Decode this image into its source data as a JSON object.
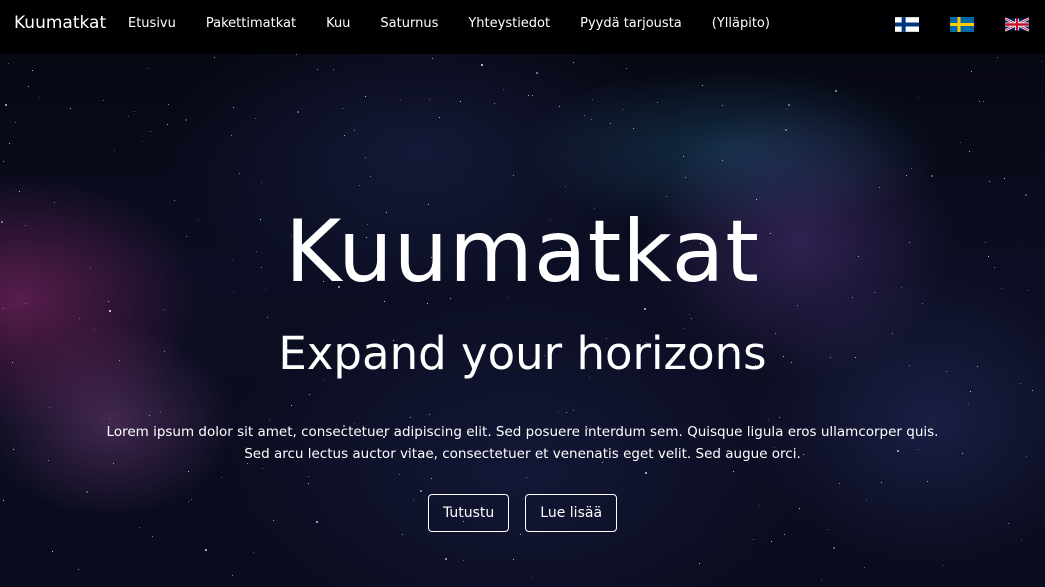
{
  "navbar": {
    "brand": "Kuumatkat",
    "links": [
      {
        "label": "Etusivu"
      },
      {
        "label": "Pakettimatkat"
      },
      {
        "label": "Kuu"
      },
      {
        "label": "Saturnus"
      },
      {
        "label": "Yhteystiedot"
      },
      {
        "label": "Pyydä tarjousta"
      },
      {
        "label": "(Ylläpito)"
      }
    ],
    "flags": [
      "finland-flag-icon",
      "sweden-flag-icon",
      "uk-flag-icon"
    ]
  },
  "hero": {
    "title": "Kuumatkat",
    "subtitle": "Expand your horizons",
    "text_line1": "Lorem ipsum dolor sit amet, consectetuer adipiscing elit. Sed posuere interdum sem. Quisque ligula eros ullamcorper quis.",
    "text_line2": "Sed arcu lectus auctor vitae, consectetuer et venenatis eget velit. Sed augue orci.",
    "buttons": {
      "primary_label": "Tutustu",
      "secondary_label": "Lue lisää"
    }
  },
  "colors": {
    "navbar_bg": "#000000",
    "text": "#ffffff",
    "finland_blue": "#003580",
    "sweden_blue": "#006aa7",
    "sweden_yellow": "#fecc00",
    "uk_blue": "#012169",
    "uk_red": "#c8102e"
  }
}
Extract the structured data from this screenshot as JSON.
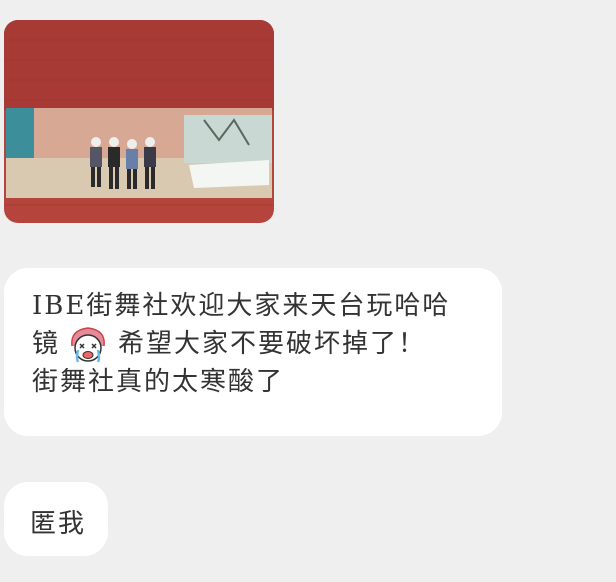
{
  "chat": {
    "messages": [
      {
        "type": "image",
        "content": "photo"
      },
      {
        "type": "text",
        "line1": "IBE街舞社欢迎大家来天台玩哈哈",
        "line2_pre": "镜",
        "sticker": "crying-girl-sticker",
        "line2_post": "希望大家不要破坏掉了！",
        "line3": "街舞社真的太寒酸了"
      },
      {
        "type": "text",
        "line1": "匿我"
      }
    ]
  },
  "colors": {
    "background": "#efefef",
    "bubble": "#ffffff",
    "wall": "#b5443d",
    "text": "#333333"
  }
}
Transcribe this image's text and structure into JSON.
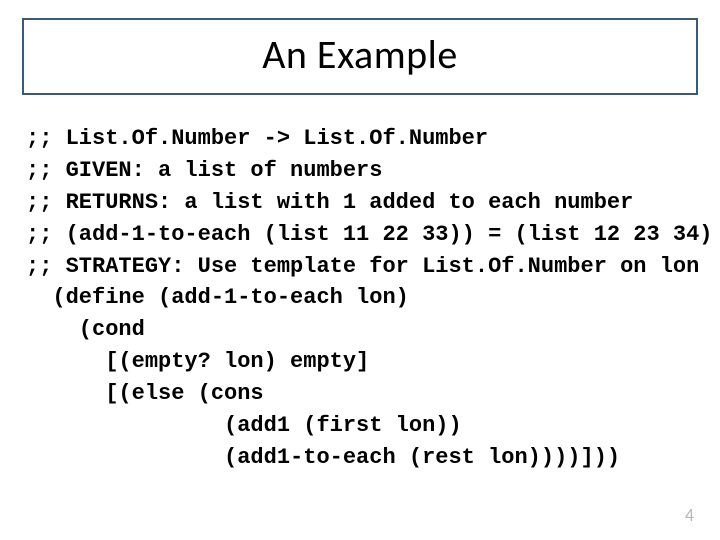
{
  "title": "An Example",
  "code": {
    "l1": ";; List.Of.Number -> List.Of.Number",
    "l2": ";; GIVEN: a list of numbers",
    "l3": ";; RETURNS: a list with 1 added to each number",
    "l4": ";; (add-1-to-each (list 11 22 33)) = (list 12 23 34)",
    "l5": ";; STRATEGY: Use template for List.Of.Number on lon",
    "l6": "  (define (add-1-to-each lon)",
    "l7": "    (cond",
    "l8": "      [(empty? lon) empty]",
    "l9": "      [(else (cons",
    "l10": "               (add1 (first lon))",
    "l11": "               (add1-to-each (rest lon))))]))"
  },
  "page_number": "4"
}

· · · · ·

▶ _The exercise_: Write out the whole listing again, exactly, with no pictures.

▶ _The output_:
Decode this image into its source data as a JSON object.
{
  "navbar": {
    "brand": "Kuumatkat",
    "links": [
      {
        "label": "Etusivu"
      },
      {
        "label": "Pakettimatkat"
      },
      {
        "label": "Kuu"
      },
      {
        "label": "Saturnus"
      },
      {
        "label": "Yhteystiedot"
      },
      {
        "label": "Pyydä tarjousta"
      },
      {
        "label": "(Ylläpito)"
      }
    ],
    "flags": [
      "finland-flag-icon",
      "sweden-flag-icon",
      "uk-flag-icon"
    ]
  },
  "hero": {
    "title": "Kuumatkat",
    "subtitle": "Expand your horizons",
    "text_line1": "Lorem ipsum dolor sit amet, consectetuer adipiscing elit. Sed posuere interdum sem. Quisque ligula eros ullamcorper quis.",
    "text_line2": "Sed arcu lectus auctor vitae, consectetuer et venenatis eget velit. Sed augue orci.",
    "buttons": {
      "primary_label": "Tutustu",
      "secondary_label": "Lue lisää"
    }
  },
  "colors": {
    "navbar_bg": "#000000",
    "text": "#ffffff",
    "finland_blue": "#003580",
    "sweden_blue": "#006aa7",
    "sweden_yellow": "#fecc00",
    "uk_blue": "#012169",
    "uk_red": "#c8102e"
  }
}
Extract the structured data from this screenshot as JSON.
{
  "chat": {
    "messages": [
      {
        "type": "image",
        "content": "photo"
      },
      {
        "type": "text",
        "line1": "IBE街舞社欢迎大家来天台玩哈哈",
        "line2_pre": "镜",
        "sticker": "crying-girl-sticker",
        "line2_post": "希望大家不要破坏掉了！",
        "line3": "街舞社真的太寒酸了"
      },
      {
        "type": "text",
        "line1": "匿我"
      }
    ]
  },
  "colors": {
    "background": "#efefef",
    "bubble": "#ffffff",
    "wall": "#b5443d",
    "text": "#333333"
  }
}
Transcribe this image's text and structure into JSON.
{
  "title": "An Example",
  "code": {
    "l1": ";; List.Of.Number -> List.Of.Number",
    "l2": ";; GIVEN: a list of numbers",
    "l3": ";; RETURNS: a list with 1 added to each number",
    "l4": ";; (add-1-to-each (list 11 22 33)) = (list 12 23 34)",
    "l5": ";; STRATEGY: Use template for List.Of.Number on lon",
    "l6": "  (define (add-1-to-each lon)",
    "l7": "    (cond",
    "l8": "      [(empty? lon) empty]",
    "l9": "      [(else (cons",
    "l10": "               (add1 (first lon))",
    "l11": "               (add1-to-each (rest lon))))]))"
  },
  "page_number": "4"
}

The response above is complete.